• **Entries supplied**:
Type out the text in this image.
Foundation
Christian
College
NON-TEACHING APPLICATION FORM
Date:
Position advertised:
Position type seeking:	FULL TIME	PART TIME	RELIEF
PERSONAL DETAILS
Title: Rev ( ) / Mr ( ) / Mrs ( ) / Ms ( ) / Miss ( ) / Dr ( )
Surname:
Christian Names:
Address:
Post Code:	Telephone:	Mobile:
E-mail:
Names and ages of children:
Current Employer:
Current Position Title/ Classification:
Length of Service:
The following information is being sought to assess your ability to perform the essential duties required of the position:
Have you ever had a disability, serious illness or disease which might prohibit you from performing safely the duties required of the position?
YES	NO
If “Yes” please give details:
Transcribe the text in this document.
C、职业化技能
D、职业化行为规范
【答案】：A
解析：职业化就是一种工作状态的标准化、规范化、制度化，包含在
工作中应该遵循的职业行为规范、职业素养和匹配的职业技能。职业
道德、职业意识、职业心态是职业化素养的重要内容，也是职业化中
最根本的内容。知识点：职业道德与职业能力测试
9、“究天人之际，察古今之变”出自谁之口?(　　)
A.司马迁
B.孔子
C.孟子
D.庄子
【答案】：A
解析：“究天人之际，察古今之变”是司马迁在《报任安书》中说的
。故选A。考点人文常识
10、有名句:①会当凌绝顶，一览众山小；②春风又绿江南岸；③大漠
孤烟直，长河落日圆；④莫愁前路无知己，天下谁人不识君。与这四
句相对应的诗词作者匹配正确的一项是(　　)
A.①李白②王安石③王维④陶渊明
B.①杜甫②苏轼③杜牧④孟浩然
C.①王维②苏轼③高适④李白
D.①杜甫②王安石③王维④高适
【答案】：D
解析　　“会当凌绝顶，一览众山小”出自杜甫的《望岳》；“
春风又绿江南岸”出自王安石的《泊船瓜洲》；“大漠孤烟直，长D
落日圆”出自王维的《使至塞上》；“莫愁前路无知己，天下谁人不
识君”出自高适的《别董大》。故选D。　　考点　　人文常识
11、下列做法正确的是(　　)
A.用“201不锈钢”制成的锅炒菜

• **Problem details**: Which lines include "察古今之变"? Copy each of them out.

• **Finished task**:
9、“究天人之际，察古今之变”出自谁之口?(　　)
解析：“究天人之际，察古今之变”是司马迁在《报任安书》中说的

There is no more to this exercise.